- _EXERCISE_: Write the records below out in full, character for character, with no pictures.

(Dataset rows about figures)
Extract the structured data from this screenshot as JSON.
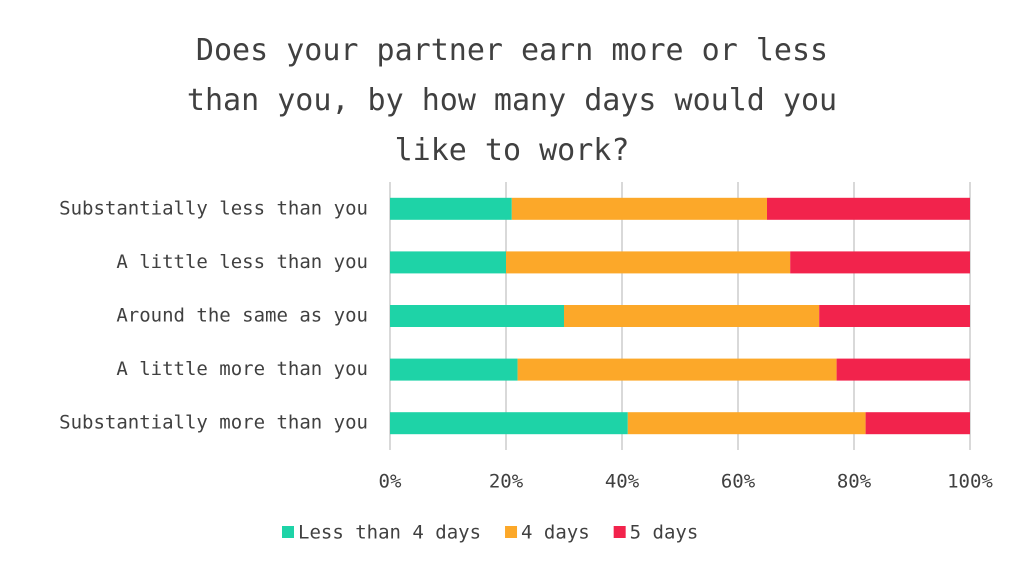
{
  "chart_data": {
    "type": "stacked-bar-horizontal",
    "title": "Does your partner earn more or less than you, by how many days would you like to work?",
    "categories": [
      "Substantially less than you",
      "A little less than you",
      "Around the same as you",
      "A little more than you",
      "Substantially more than you"
    ],
    "series": [
      {
        "name": "Less than 4 days",
        "color": "#1ed3a7",
        "values": [
          21,
          20,
          30,
          22,
          41
        ]
      },
      {
        "name": "4 days",
        "color": "#fca829",
        "values": [
          44,
          49,
          44,
          55,
          41
        ]
      },
      {
        "name": "5 days",
        "color": "#f2234c",
        "values": [
          35,
          31,
          26,
          23,
          18
        ]
      }
    ],
    "xlim": [
      0,
      100
    ],
    "xticks": [
      {
        "value": 0,
        "label": "0%"
      },
      {
        "value": 20,
        "label": "20%"
      },
      {
        "value": 40,
        "label": "40%"
      },
      {
        "value": 60,
        "label": "60%"
      },
      {
        "value": 80,
        "label": "80%"
      },
      {
        "value": 100,
        "label": "100%"
      }
    ],
    "grid": true
  }
}
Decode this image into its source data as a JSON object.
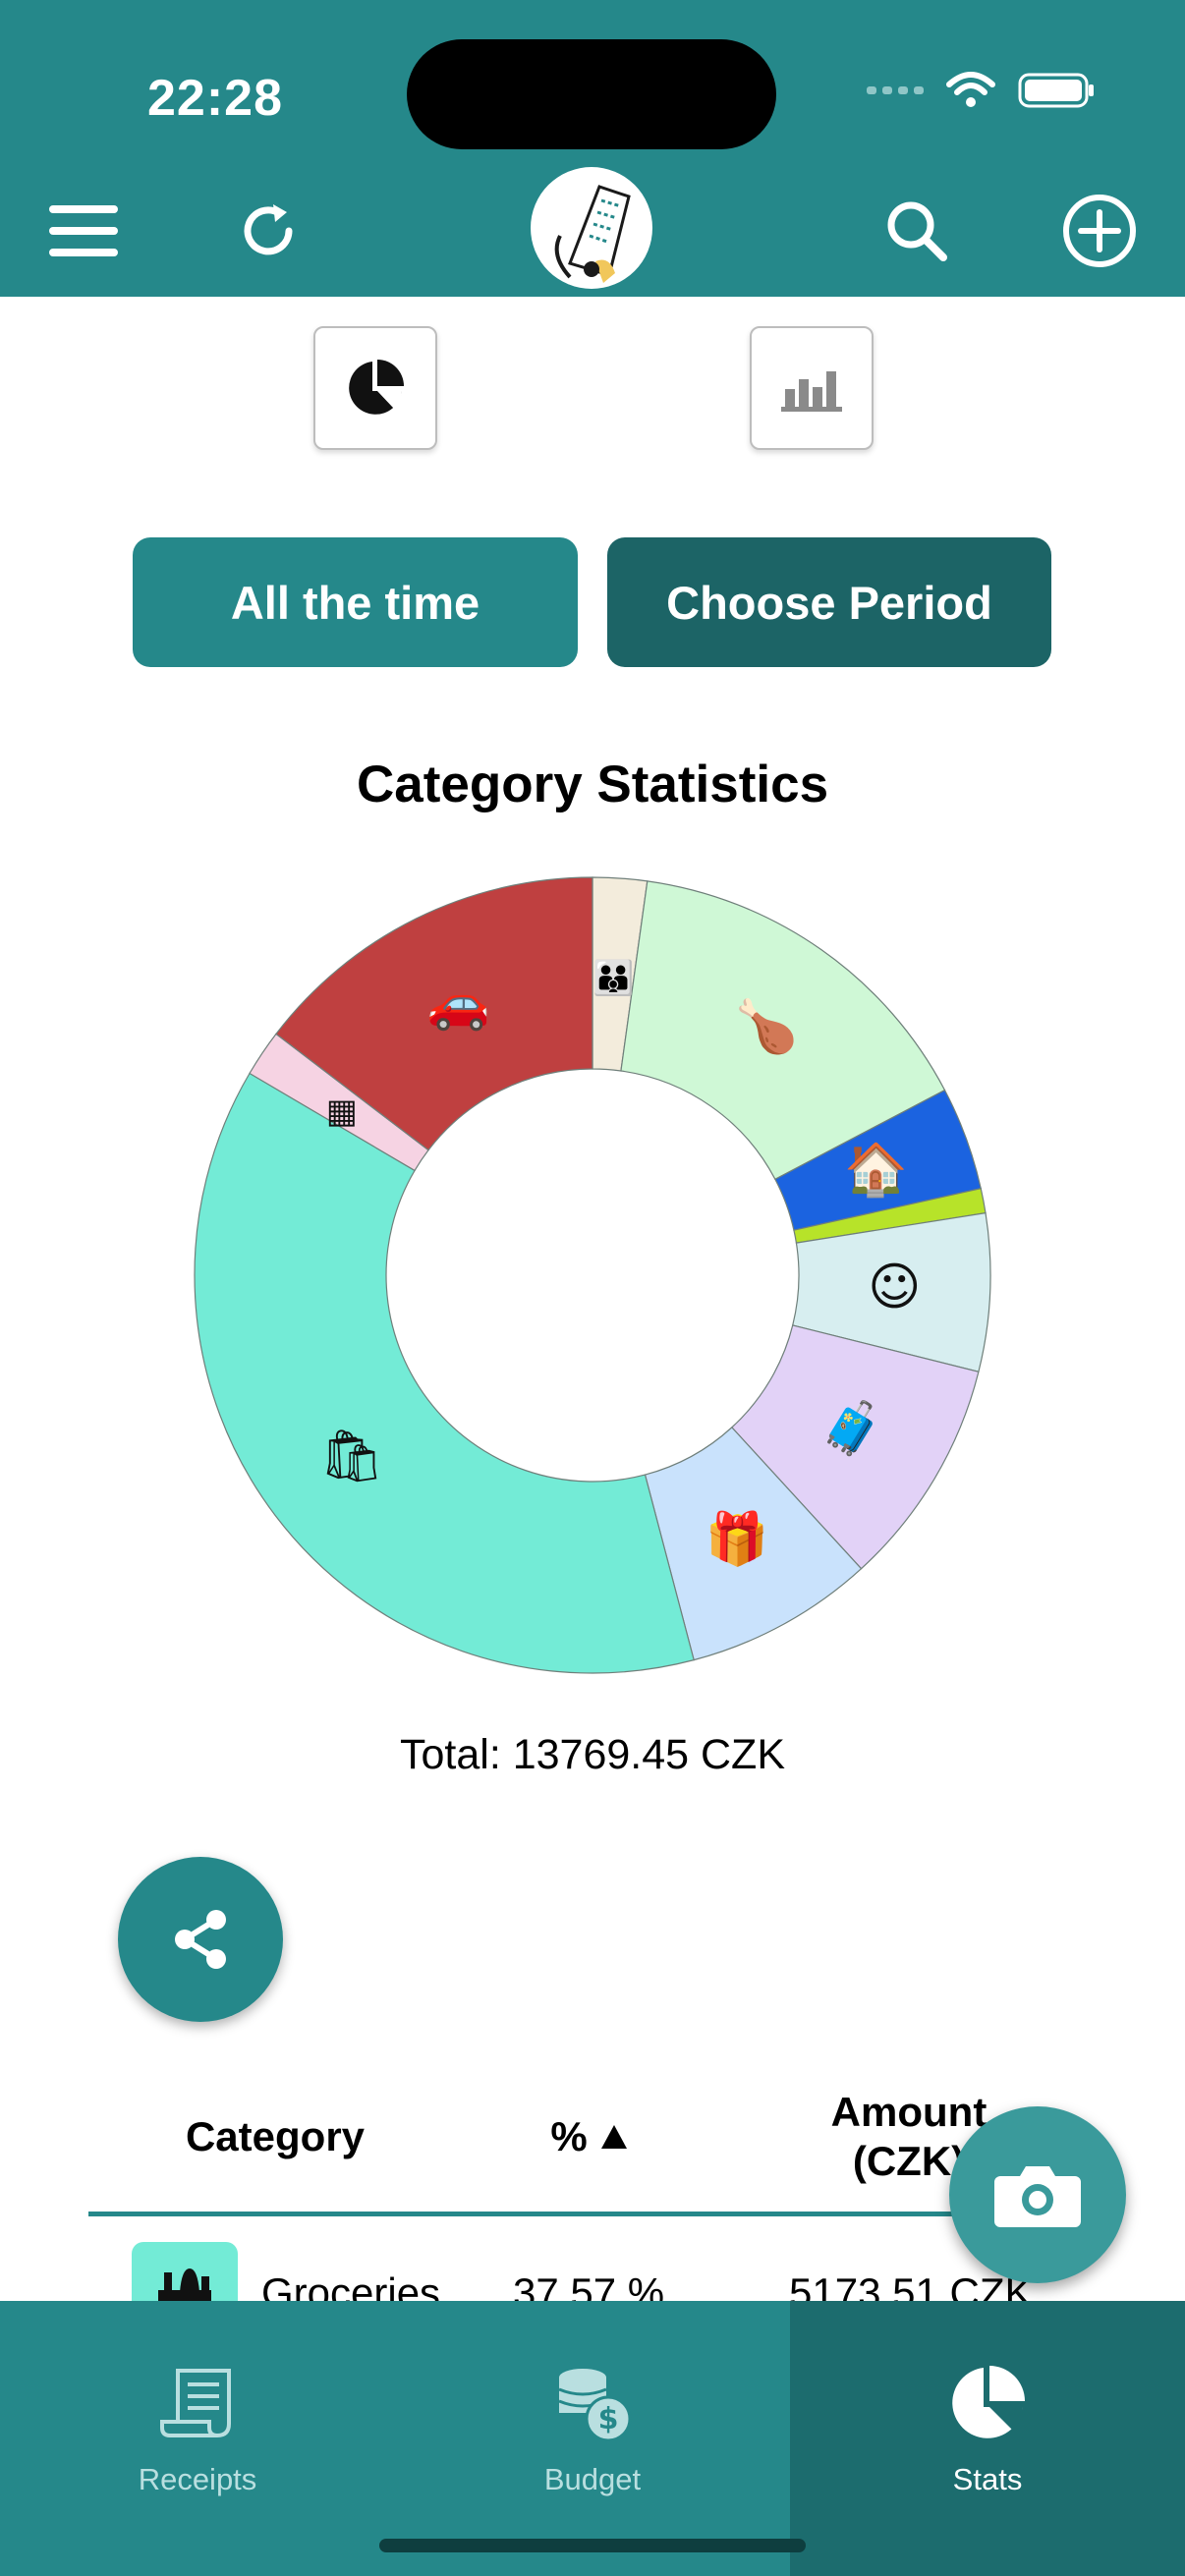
{
  "status_bar": {
    "time": "22:28"
  },
  "header": {
    "menu_icon": "hamburger-menu-icon",
    "refresh_icon": "refresh-icon",
    "logo_icon": "receipt-logo",
    "search_icon": "search-icon",
    "add_icon": "plus-circle-icon"
  },
  "chart_switch": {
    "pie_icon": "pie-chart-icon",
    "bar_icon": "bar-chart-icon",
    "selected": "pie"
  },
  "period": {
    "all_time_label": "All the time",
    "choose_label": "Choose Period"
  },
  "stats": {
    "title": "Category Statistics",
    "total": "Total: 13769.45 CZK"
  },
  "chart_data": {
    "type": "pie",
    "title": "Category Statistics",
    "donut": true,
    "total_text": "Total: 13769.45 CZK",
    "slices": [
      {
        "icon": "family-icon",
        "percent": 2.2,
        "color": "#f3ecdc"
      },
      {
        "icon": "food-icon",
        "percent": 15.1,
        "color": "#cff8d6"
      },
      {
        "icon": "housing-icon",
        "percent": 4.2,
        "color": "#1b63e0"
      },
      {
        "icon": "",
        "percent": 1.0,
        "color": "#b7e329"
      },
      {
        "icon": "beauty-icon",
        "percent": 6.4,
        "color": "#d7eef0"
      },
      {
        "icon": "travel-icon",
        "percent": 9.3,
        "color": "#e2d2f7"
      },
      {
        "icon": "gift-icon",
        "percent": 7.7,
        "color": "#c9e2fc"
      },
      {
        "icon": "grocery-icon",
        "percent": 37.57,
        "color": "#73ebd6"
      },
      {
        "icon": "other-icon",
        "percent": 1.9,
        "color": "#f6d3e3"
      },
      {
        "icon": "car-icon",
        "percent": 14.63,
        "color": "#bf4040"
      }
    ]
  },
  "share_icon": "share-icon",
  "table": {
    "headers": {
      "category": "Category",
      "percent": "%",
      "amount_line1": "Amount",
      "amount_line2": "(CZK)"
    },
    "sort_icon": "sort-up-icon",
    "rows": [
      {
        "icon": "grocery-icon",
        "category": "Groceries",
        "percent": "37.57 %",
        "amount": "5173.51 CZK"
      }
    ]
  },
  "camera_icon": "camera-icon",
  "tabs": [
    {
      "label": "Receipts",
      "icon": "receipt-icon",
      "active": false
    },
    {
      "label": "Budget",
      "icon": "coins-icon",
      "active": false
    },
    {
      "label": "Stats",
      "icon": "pie-chart-icon",
      "active": true
    }
  ]
}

- _RESPONSE BELOW_:
Extract the structured data from this screenshot as JSON.
{
  "chart_data": {
    "type": "stacked-bar-horizontal",
    "title": "Does your partner earn more or less than you, by how many days would you like to work?",
    "categories": [
      "Substantially less than you",
      "A little less than you",
      "Around the same as you",
      "A little more than you",
      "Substantially more than you"
    ],
    "series": [
      {
        "name": "Less than 4 days",
        "color": "#1ed3a7",
        "values": [
          21,
          20,
          30,
          22,
          41
        ]
      },
      {
        "name": "4 days",
        "color": "#fca829",
        "values": [
          44,
          49,
          44,
          55,
          41
        ]
      },
      {
        "name": "5 days",
        "color": "#f2234c",
        "values": [
          35,
          31,
          26,
          23,
          18
        ]
      }
    ],
    "xlim": [
      0,
      100
    ],
    "xticks": [
      {
        "value": 0,
        "label": "0%"
      },
      {
        "value": 20,
        "label": "20%"
      },
      {
        "value": 40,
        "label": "40%"
      },
      {
        "value": 60,
        "label": "60%"
      },
      {
        "value": 80,
        "label": "80%"
      },
      {
        "value": 100,
        "label": "100%"
      }
    ],
    "grid": true
  }
}
Decode this image into its source data as a JSON object.
{
  "status_bar": {
    "time": "22:28"
  },
  "header": {
    "menu_icon": "hamburger-menu-icon",
    "refresh_icon": "refresh-icon",
    "logo_icon": "receipt-logo",
    "search_icon": "search-icon",
    "add_icon": "plus-circle-icon"
  },
  "chart_switch": {
    "pie_icon": "pie-chart-icon",
    "bar_icon": "bar-chart-icon",
    "selected": "pie"
  },
  "period": {
    "all_time_label": "All the time",
    "choose_label": "Choose Period"
  },
  "stats": {
    "title": "Category Statistics",
    "total": "Total: 13769.45 CZK"
  },
  "chart_data": {
    "type": "pie",
    "title": "Category Statistics",
    "donut": true,
    "total_text": "Total: 13769.45 CZK",
    "slices": [
      {
        "icon": "family-icon",
        "percent": 2.2,
        "color": "#f3ecdc"
      },
      {
        "icon": "food-icon",
        "percent": 15.1,
        "color": "#cff8d6"
      },
      {
        "icon": "housing-icon",
        "percent": 4.2,
        "color": "#1b63e0"
      },
      {
        "icon": "",
        "percent": 1.0,
        "color": "#b7e329"
      },
      {
        "icon": "beauty-icon",
        "percent": 6.4,
        "color": "#d7eef0"
      },
      {
        "icon": "travel-icon",
        "percent": 9.3,
        "color": "#e2d2f7"
      },
      {
        "icon": "gift-icon",
        "percent": 7.7,
        "color": "#c9e2fc"
      },
      {
        "icon": "grocery-icon",
        "percent": 37.57,
        "color": "#73ebd6"
      },
      {
        "icon": "other-icon",
        "percent": 1.9,
        "color": "#f6d3e3"
      },
      {
        "icon": "car-icon",
        "percent": 14.63,
        "color": "#bf4040"
      }
    ]
  },
  "share_icon": "share-icon",
  "table": {
    "headers": {
      "category": "Category",
      "percent": "%",
      "amount_line1": "Amount",
      "amount_line2": "(CZK)"
    },
    "sort_icon": "sort-up-icon",
    "rows": [
      {
        "icon": "grocery-icon",
        "category": "Groceries",
        "percent": "37.57 %",
        "amount": "5173.51 CZK"
      }
    ]
  },
  "camera_icon": "camera-icon",
  "tabs": [
    {
      "label": "Receipts",
      "icon": "receipt-icon",
      "active": false
    },
    {
      "label": "Budget",
      "icon": "coins-icon",
      "active": false
    },
    {
      "label": "Stats",
      "icon": "pie-chart-icon",
      "active": true
    }
  ]
}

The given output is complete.